--- BEGIN RECORD EXCERPTS ---

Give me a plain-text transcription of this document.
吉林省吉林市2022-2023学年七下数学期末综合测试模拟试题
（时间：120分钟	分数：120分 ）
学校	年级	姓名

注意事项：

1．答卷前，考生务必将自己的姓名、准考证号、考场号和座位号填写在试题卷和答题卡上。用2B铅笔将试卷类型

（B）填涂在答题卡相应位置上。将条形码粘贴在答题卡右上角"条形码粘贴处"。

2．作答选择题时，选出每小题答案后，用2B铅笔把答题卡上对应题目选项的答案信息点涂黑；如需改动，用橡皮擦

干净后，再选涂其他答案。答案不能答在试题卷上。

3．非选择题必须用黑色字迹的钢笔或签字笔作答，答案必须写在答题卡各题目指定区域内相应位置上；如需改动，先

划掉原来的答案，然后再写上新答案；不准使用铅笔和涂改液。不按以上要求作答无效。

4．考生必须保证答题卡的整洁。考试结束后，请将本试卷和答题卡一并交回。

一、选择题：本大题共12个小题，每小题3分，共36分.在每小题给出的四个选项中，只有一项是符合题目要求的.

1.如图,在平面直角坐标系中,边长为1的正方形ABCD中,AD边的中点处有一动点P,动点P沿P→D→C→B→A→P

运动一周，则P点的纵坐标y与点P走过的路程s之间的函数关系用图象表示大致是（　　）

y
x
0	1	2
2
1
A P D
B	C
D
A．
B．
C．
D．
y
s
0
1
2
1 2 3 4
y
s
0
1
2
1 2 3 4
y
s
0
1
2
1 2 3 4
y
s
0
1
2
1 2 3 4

--- END RECORD EXCERPTS ---

_TASK BRIEF_.
Type the whole listing again, unaltered.

_EXPECTED ANSWER_.
Give me a plain-text transcription of this document.
吉林省吉林市2022-2023学年七下数学期末综合测试模拟试题
（时间：120分钟	分数：120分 ）
学校	年级	姓名

注意事项：

1．答卷前，考生务必将自己的姓名、准考证号、考场号和座位号填写在试题卷和答题卡上。用2B铅笔将试卷类型

（B）填涂在答题卡相应位置上。将条形码粘贴在答题卡右上角"条形码粘贴处"。

2．作答选择题时，选出每小题答案后，用2B铅笔把答题卡上对应题目选项的答案信息点涂黑；如需改动，用橡皮擦

干净后，再选涂其他答案。答案不能答在试题卷上。

3．非选择题必须用黑色字迹的钢笔或签字笔作答，答案必须写在答题卡各题目指定区域内相应位置上；如需改动，先

划掉原来的答案，然后再写上新答案；不准使用铅笔和涂改液。不按以上要求作答无效。

4．考生必须保证答题卡的整洁。考试结束后，请将本试卷和答题卡一并交回。

一、选择题：本大题共12个小题，每小题3分，共36分.在每小题给出的四个选项中，只有一项是符合题目要求的.

1.如图,在平面直角坐标系中,边长为1的正方形ABCD中,AD边的中点处有一动点P,动点P沿P→D→C→B→A→P

运动一周，则P点的纵坐标y与点P走过的路程s之间的函数关系用图象表示大致是（　　）

y
x
0	1	2
2
1
A P D
B	C
D
A．
B．
C．
D．
y
s
0
1
2
1 2 3 4
y
s
0
1
2
1 2 3 4
y
s
0
1
2
1 2 3 4
y
s
0
1
2
1 2 3 4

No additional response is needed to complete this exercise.